>> start
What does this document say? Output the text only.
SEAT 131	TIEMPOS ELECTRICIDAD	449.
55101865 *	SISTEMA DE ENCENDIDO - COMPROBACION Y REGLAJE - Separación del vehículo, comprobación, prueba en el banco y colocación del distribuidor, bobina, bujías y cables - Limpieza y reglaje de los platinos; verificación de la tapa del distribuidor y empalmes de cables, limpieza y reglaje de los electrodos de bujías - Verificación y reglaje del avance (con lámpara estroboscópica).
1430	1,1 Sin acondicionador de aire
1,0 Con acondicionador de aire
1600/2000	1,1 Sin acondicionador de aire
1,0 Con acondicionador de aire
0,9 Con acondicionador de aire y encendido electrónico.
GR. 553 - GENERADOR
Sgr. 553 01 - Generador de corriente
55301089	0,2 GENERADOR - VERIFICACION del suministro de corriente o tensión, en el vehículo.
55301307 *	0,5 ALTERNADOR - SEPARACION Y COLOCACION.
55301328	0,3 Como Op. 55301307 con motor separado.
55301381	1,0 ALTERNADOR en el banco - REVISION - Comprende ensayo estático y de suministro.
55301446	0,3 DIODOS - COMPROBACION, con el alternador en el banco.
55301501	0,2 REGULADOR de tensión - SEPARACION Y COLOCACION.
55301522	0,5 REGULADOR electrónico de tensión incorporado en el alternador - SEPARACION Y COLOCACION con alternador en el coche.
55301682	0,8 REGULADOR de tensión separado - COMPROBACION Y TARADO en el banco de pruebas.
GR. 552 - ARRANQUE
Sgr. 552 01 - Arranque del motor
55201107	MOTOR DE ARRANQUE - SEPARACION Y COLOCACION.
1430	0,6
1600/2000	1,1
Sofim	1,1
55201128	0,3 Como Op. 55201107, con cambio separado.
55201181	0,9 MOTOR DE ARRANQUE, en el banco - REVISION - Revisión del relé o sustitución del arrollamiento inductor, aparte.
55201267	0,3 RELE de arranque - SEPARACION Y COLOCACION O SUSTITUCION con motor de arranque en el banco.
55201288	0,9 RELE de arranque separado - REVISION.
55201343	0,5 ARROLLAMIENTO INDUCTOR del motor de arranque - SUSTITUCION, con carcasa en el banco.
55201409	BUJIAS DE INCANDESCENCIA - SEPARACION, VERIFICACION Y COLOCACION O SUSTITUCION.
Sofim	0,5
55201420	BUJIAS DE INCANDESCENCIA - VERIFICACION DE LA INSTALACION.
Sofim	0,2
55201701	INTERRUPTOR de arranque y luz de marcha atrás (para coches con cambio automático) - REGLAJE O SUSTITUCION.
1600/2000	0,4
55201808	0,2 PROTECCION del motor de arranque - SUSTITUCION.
>> end
>> start
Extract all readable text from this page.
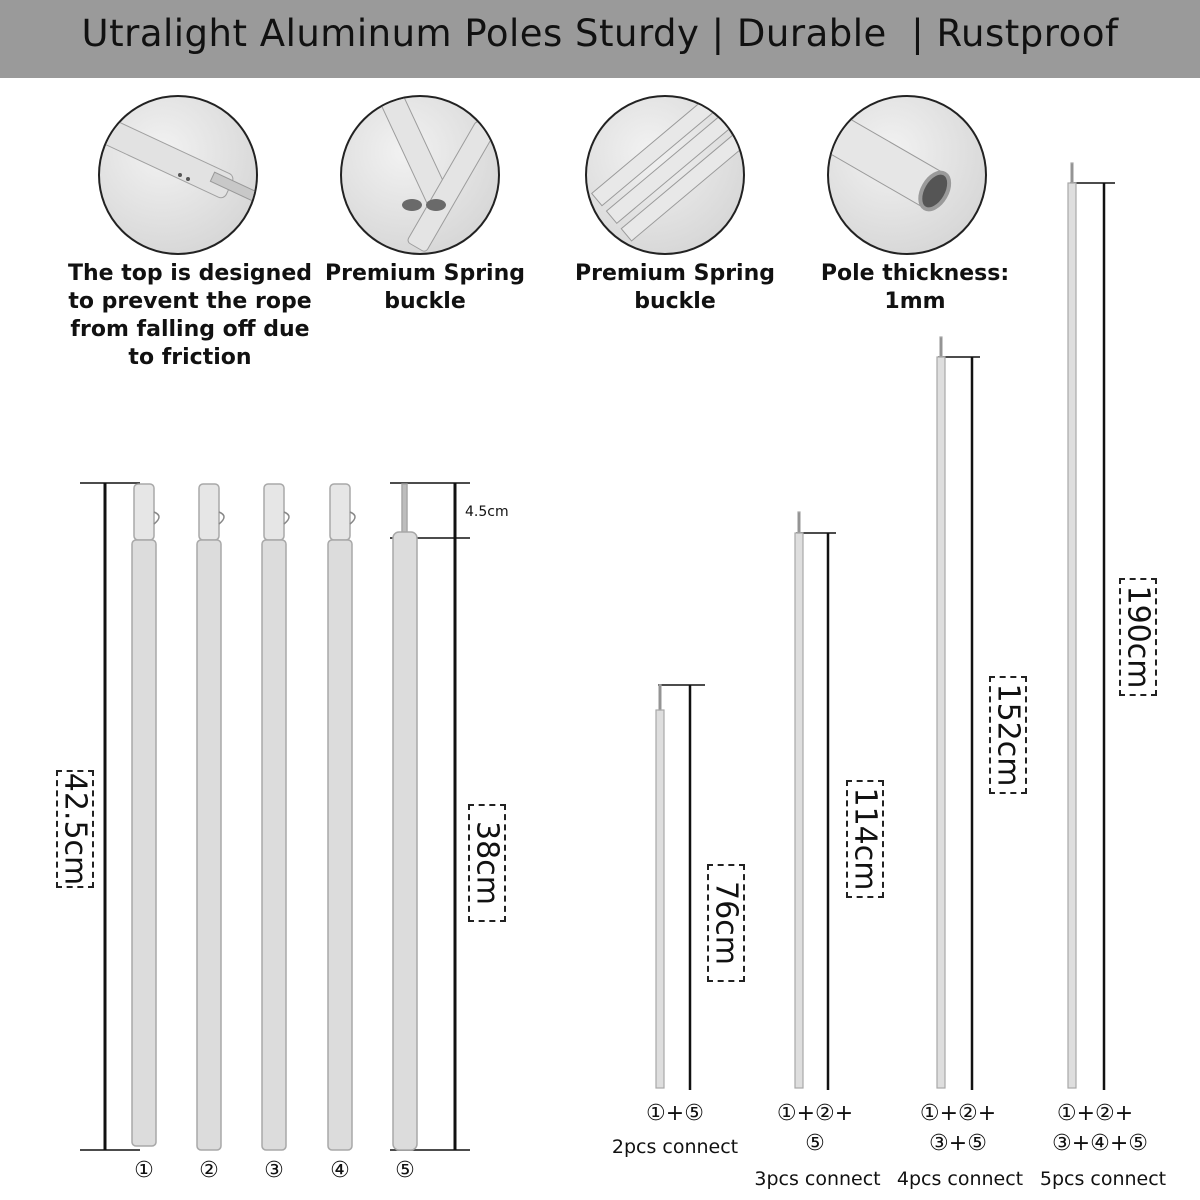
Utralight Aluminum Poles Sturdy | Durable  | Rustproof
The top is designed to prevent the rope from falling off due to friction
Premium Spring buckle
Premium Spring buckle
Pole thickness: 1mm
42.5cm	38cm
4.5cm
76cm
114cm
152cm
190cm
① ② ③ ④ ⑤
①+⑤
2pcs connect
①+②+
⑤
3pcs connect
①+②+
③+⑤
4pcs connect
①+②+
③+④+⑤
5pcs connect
>> end
>> start
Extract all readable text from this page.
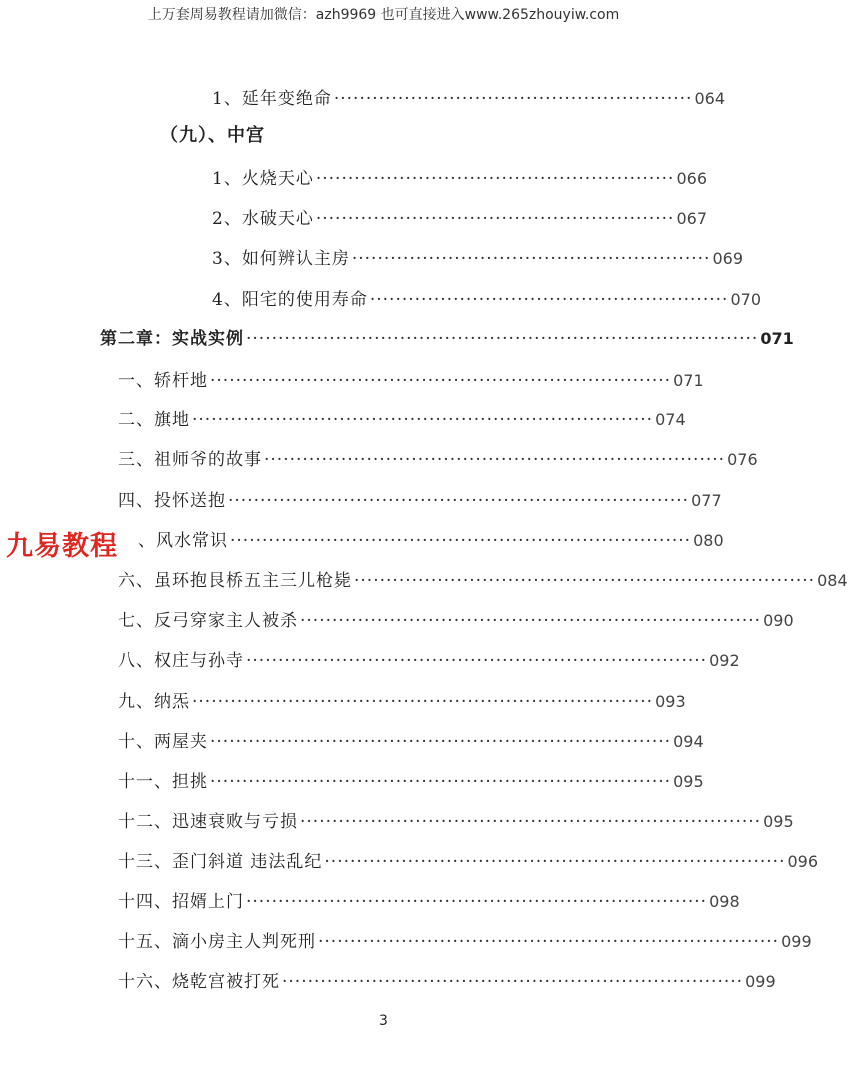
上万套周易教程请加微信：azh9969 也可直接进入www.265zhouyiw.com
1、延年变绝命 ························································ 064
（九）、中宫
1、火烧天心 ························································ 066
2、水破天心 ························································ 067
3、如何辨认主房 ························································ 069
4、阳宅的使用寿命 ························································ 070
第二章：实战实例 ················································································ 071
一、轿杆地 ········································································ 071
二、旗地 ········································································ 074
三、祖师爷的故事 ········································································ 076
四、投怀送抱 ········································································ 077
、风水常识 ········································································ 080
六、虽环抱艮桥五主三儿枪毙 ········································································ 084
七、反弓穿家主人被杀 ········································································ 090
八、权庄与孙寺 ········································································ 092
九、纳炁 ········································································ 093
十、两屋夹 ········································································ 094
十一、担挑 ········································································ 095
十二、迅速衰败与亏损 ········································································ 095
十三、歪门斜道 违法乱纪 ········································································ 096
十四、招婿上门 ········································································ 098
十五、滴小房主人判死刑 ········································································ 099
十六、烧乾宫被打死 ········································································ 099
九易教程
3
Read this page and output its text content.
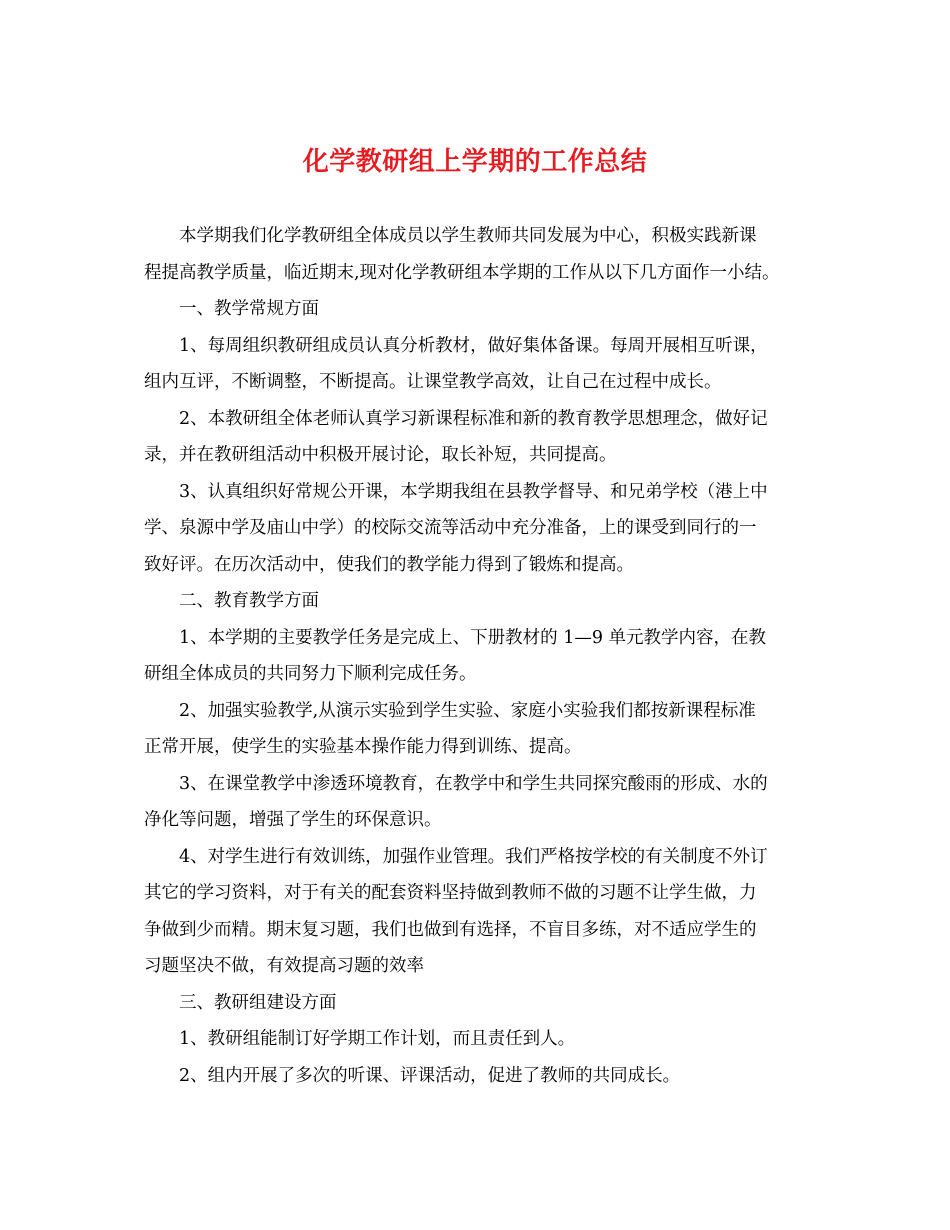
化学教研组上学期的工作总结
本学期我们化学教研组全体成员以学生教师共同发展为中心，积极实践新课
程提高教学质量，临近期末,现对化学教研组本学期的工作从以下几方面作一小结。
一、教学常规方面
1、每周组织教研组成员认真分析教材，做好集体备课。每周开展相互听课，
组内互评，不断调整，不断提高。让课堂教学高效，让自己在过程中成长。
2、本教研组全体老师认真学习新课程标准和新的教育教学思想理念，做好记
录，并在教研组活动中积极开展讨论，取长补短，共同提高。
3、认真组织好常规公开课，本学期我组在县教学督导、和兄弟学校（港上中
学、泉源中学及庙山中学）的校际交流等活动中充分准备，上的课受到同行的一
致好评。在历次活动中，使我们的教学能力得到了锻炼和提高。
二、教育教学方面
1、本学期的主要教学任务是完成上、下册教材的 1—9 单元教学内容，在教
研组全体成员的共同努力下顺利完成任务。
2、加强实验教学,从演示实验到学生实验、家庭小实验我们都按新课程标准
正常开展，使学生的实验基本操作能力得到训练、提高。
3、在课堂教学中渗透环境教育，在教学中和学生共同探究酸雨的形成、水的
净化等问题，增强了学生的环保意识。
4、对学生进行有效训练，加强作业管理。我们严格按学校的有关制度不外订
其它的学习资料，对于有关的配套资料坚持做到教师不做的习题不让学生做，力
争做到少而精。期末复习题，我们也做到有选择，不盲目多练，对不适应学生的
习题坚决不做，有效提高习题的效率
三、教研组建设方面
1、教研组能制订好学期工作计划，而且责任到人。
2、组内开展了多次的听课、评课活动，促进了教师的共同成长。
>> end
REQUIREMENT - Pick out each line that holds the string "text".

RESPONSE TO THIS TASK -
What does this document say? Output the text only.
Extract all readable text from this page.
Extract all readable text from this page.
Read this page and output its text content.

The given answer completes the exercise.